Excerpted passage:
↓
2024-11-13 11:07:08 -08:00

429 lines
21 KiB
TeX

\pagebreak
\section{Reduction}
\label{sec:reduction}
This section covers ways to perform reductions in parallel, task, taskloop, and SIMD regions.
\subsection{\kcode{reduction} Clause}
\label{subsec:reduction}
\index{clauses!reduction@\kcode{reduction}}
\index{reduction clause@\kcode{reduction} clause}
\index{reductions!reduction clause@\kcode{reduction} clause}
The following example demonstrates the \kcode{reduction} clause; note that some
reductions can be expressed in the loop in several ways, as shown for the \kcode{max}
and \kcode{min} reductions below:
\cexample[3.1]{reduction}{1}
\pagebreak
\ffreeexample{reduction}{1}
A common implementation of the preceding example is to treat it as if it had been
written as follows:
\cexample{reduction}{2}
\begin{fortranspecific}
\ffreenexample{reduction}{2}
The following program is non-conforming because the reduction is on the
\emph{intrinsic procedure name} \bcode{MAX} but that name has been redefined to be the variable
named \ucode{MAX}.
\ffreenexample{reduction}{3}
\topmarker{Fortran}
The following conforming program performs the reduction using the
\emph{intrinsic procedure name} \kcode{MAX} even though the intrinsic \bcode{MAX} has been renamed
to \ucode{REN}.
↑
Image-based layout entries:
↓
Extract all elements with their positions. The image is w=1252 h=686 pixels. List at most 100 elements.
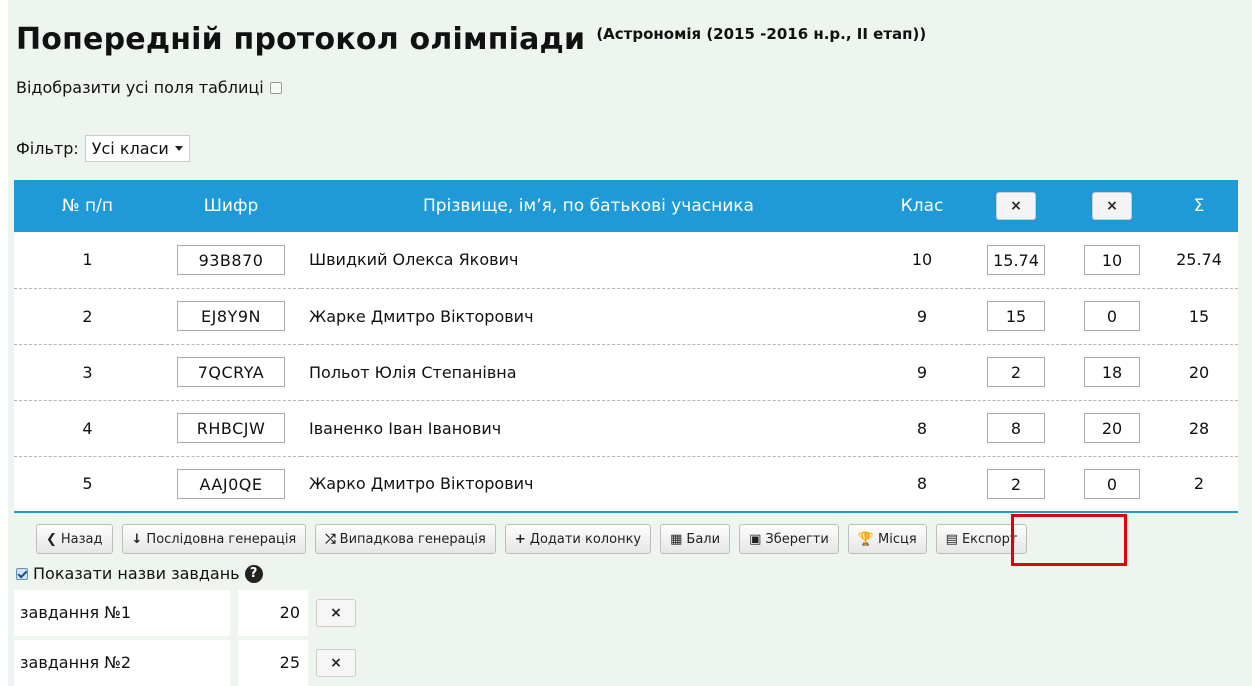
close-icon: × bbox=[1106, 198, 1118, 214]
calculator-icon: ▦ bbox=[670, 531, 683, 547]
col-header-name: Прізвище, ім’я, по батькові учасника bbox=[301, 180, 876, 232]
grade: 9 bbox=[876, 344, 968, 401]
table-row: 2 EJ8Y9N Жарке Дмитро Вікторович 9 15 0 … bbox=[14, 288, 1238, 345]
back-button[interactable]: ❮ Назад bbox=[36, 524, 113, 554]
back-button-label: Назад bbox=[60, 531, 103, 547]
save-label: Зберегти bbox=[765, 531, 829, 547]
places-button[interactable]: 🏆 Місця bbox=[847, 524, 927, 554]
table-row: 4 RHBCJW Іваненко Іван Іванович 8 8 20 2… bbox=[14, 400, 1238, 457]
page-header: Попередній протокол олімпіади (Астрономі… bbox=[16, 22, 926, 57]
sort-numeric-icon: ↓ bbox=[131, 531, 143, 547]
task1-score-input[interactable]: 15.74 bbox=[987, 244, 1045, 275]
task2-score-input[interactable]: 18 bbox=[1084, 357, 1140, 387]
task2-score-input[interactable]: 10 bbox=[1084, 244, 1140, 275]
cipher-field[interactable]: 7QCRYA bbox=[177, 357, 285, 387]
cipher-field[interactable]: EJ8Y9N bbox=[177, 301, 285, 331]
task2-score-input[interactable]: 0 bbox=[1084, 468, 1140, 499]
task2-score-input[interactable]: 20 bbox=[1084, 413, 1140, 443]
col-header-sum: Σ bbox=[1160, 180, 1238, 232]
total-score: 2 bbox=[1160, 456, 1238, 513]
total-score: 20 bbox=[1160, 344, 1238, 401]
delete-task-2-button[interactable]: × bbox=[316, 649, 356, 677]
show-task-names-checkbox[interactable] bbox=[16, 567, 28, 580]
grade: 8 bbox=[876, 456, 968, 513]
task1-score-input[interactable]: 2 bbox=[987, 468, 1045, 499]
points-button[interactable]: ▦ Бали bbox=[660, 524, 731, 554]
places-label: Місця bbox=[878, 531, 917, 547]
task-name-row: завдання №2 25 × bbox=[14, 640, 356, 686]
protocol-table: № п/п Шифр Прізвище, ім’я, по батькові у… bbox=[14, 180, 1238, 513]
shuffle-icon: ⤮ bbox=[325, 531, 336, 547]
row-num: 5 bbox=[14, 456, 161, 513]
page-title: Попередній протокол олімпіади bbox=[16, 22, 586, 57]
table-header-row: № п/п Шифр Прізвище, ім’я, по батькові у… bbox=[14, 180, 1238, 232]
participant-name: Швидкий Олекса Якович bbox=[301, 232, 876, 289]
row-num: 3 bbox=[14, 344, 161, 401]
cipher-field[interactable]: AAJ0QE bbox=[177, 468, 285, 499]
help-icon[interactable]: ? bbox=[244, 564, 263, 583]
action-toolbar: ❮ Назад ↓ Послідовна генерація ⤮ Випадко… bbox=[36, 524, 1028, 554]
chevron-left-icon: ❮ bbox=[46, 531, 57, 547]
page-subtitle: (Астрономія (2015 -2016 н.р., II етап)) bbox=[596, 25, 927, 43]
places-button-highlight bbox=[1011, 514, 1127, 566]
chevron-down-icon bbox=[174, 146, 183, 151]
cipher-field[interactable]: RHBCJW bbox=[177, 413, 285, 443]
col-header-task2: × bbox=[1064, 180, 1160, 232]
trophy-icon: 🏆 bbox=[857, 531, 875, 547]
table-row: 1 93B870 Швидкий Олекса Якович 10 15.74 … bbox=[14, 232, 1238, 289]
task1-score-input[interactable]: 2 bbox=[987, 357, 1045, 387]
close-icon: × bbox=[330, 655, 342, 671]
export-file-icon: ▤ bbox=[945, 531, 958, 547]
participant-name: Жарко Дмитро Вікторович bbox=[301, 456, 876, 513]
save-button[interactable]: ▣ Зберегти bbox=[739, 524, 839, 554]
task-name-row: завдання №1 20 × bbox=[14, 590, 356, 636]
cipher-field[interactable]: 93B870 bbox=[177, 244, 285, 275]
sequential-generation-button[interactable]: ↓ Послідовна генерація bbox=[121, 524, 307, 554]
export-label: Експорт bbox=[961, 531, 1018, 547]
col-header-cipher: Шифр bbox=[161, 180, 301, 232]
total-score: 15 bbox=[1160, 288, 1238, 345]
close-icon: × bbox=[1010, 198, 1022, 214]
row-num: 1 bbox=[14, 232, 161, 289]
show-all-fields-label: Відобразити усі поля таблиці bbox=[16, 78, 264, 97]
show-task-names: Показати назви завдань ? bbox=[16, 564, 263, 583]
task2-score-input[interactable]: 0 bbox=[1084, 301, 1140, 331]
points-label: Бали bbox=[686, 531, 721, 547]
delete-column-2-button[interactable]: × bbox=[1092, 192, 1132, 220]
sequential-generation-label: Послідовна генерація bbox=[146, 531, 297, 547]
add-column-button[interactable]: + Додати колонку bbox=[504, 524, 652, 554]
participant-name: Польот Юлія Степанівна bbox=[301, 344, 876, 401]
task-name-field[interactable]: завдання №1 bbox=[14, 590, 230, 636]
plus-icon: + bbox=[514, 531, 526, 547]
col-header-grade: Клас bbox=[876, 180, 968, 232]
show-all-fields-checkbox[interactable] bbox=[269, 81, 282, 94]
task-name-field[interactable]: завдання №2 bbox=[14, 640, 230, 686]
table-row: 5 AAJ0QE Жарко Дмитро Вікторович 8 2 0 2 bbox=[14, 456, 1238, 513]
row-num: 4 bbox=[14, 400, 161, 457]
grade: 10 bbox=[876, 232, 968, 289]
show-all-fields: Відобразити усі поля таблиці bbox=[16, 78, 282, 97]
task1-score-input[interactable]: 15 bbox=[987, 301, 1045, 331]
total-score: 28 bbox=[1160, 400, 1238, 457]
participant-name: Іваненко Іван Іванович bbox=[301, 400, 876, 457]
filter-label: Фільтр: bbox=[16, 139, 79, 158]
show-task-names-label: Показати назви завдань bbox=[33, 564, 240, 583]
grade: 9 bbox=[876, 288, 968, 345]
add-column-label: Додати колонку bbox=[529, 531, 642, 547]
filter: Фільтр: Усі класи bbox=[16, 135, 190, 162]
random-generation-label: Випадкова генерація bbox=[339, 531, 486, 547]
participant-name: Жарке Дмитро Вікторович bbox=[301, 288, 876, 345]
col-header-num: № п/п bbox=[14, 180, 161, 232]
delete-task-1-button[interactable]: × bbox=[316, 599, 356, 627]
task-max-score[interactable]: 25 bbox=[238, 640, 308, 686]
task-max-score[interactable]: 20 bbox=[238, 590, 308, 636]
random-generation-button[interactable]: ⤮ Випадкова генерація bbox=[315, 524, 496, 554]
close-icon: × bbox=[330, 605, 342, 621]
floppy-disk-icon: ▣ bbox=[749, 531, 762, 547]
class-filter-value: Усі класи bbox=[91, 139, 169, 158]
task1-score-input[interactable]: 8 bbox=[987, 413, 1045, 443]
row-num: 2 bbox=[14, 288, 161, 345]
class-filter-select[interactable]: Усі класи bbox=[84, 135, 190, 162]
delete-column-1-button[interactable]: × bbox=[996, 192, 1036, 220]
table-row: 3 7QCRYA Польот Юлія Степанівна 9 2 18 2… bbox=[14, 344, 1238, 401]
↑
Exercises:
A. Decide whether each statement agrees with the reduction section: (i) the section covers reductions in parallel, task, taskloop, and SIMD regions; (ii) the program that reduces on the redefined name \bcode{MAX} is conforming; (iii) in the conforming program, the intrinsic \bcode{MAX} has been renamed to \ucode{REN}. Answer yes or no for each and quote the deciding words of the text.
B. Rewrite the reduction section, starting with "2024-11-13 11:07:08 -08:00" and going on through "and SIMD regions.", with "reductions" replaced by "combining operations".
C. Carry on the reduction section from its last sentence.

Answers for the tasks:
A.
(i) Yes: "This section covers ways to perform reductions in parallel, task, taskloop, and SIMD regions."
(ii) No: "The following program is non-conforming"
(iii) Yes: "the intrinsic \bcode{MAX} has been renamed to \ucode{REN}"

B.
2024-11-13 11:07:08 -08:00

429 lines
21 KiB
TeX

\pagebreak
\section{Reduction}
\label{sec:reduction}
This section covers ways to perform combining operations in parallel, task, taskloop, and SIMD regions.

C.
\ffreenexample{reduction}{4}
The following conforming program performs the reduction using
\plc{intrinsic procedure name} \kcode{MAX} even though the intrinsic \bcode{MAX} has been renamed
to \ucode{MIN}.
\ffreenexample{reduction}{5}
\end{fortranspecific}
%\pagebreak
The following example is non-conforming because the initialization (\ucode{a =
0}) of the original list item \ucode{a} is not synchronized with the update of
\ucode{a} as a result of the reduction computation in the \bcode{for} loop. Therefore,
the example may print an incorrect value for \ucode{a}.
To avoid this problem, the initialization of the original list item \ucode{a}
should complete before any update of \ucode{a} as a result of the \kcode{reduction}
clause. This can be achieved by adding an explicit barrier after the assignment
\ucode{a = 0}, or by enclosing the assignment \ucode{a = 0} in a \kcode{single}
directive (which has an implied barrier), or by initializing \ucode{a} before
the start of the \kcode{parallel} region.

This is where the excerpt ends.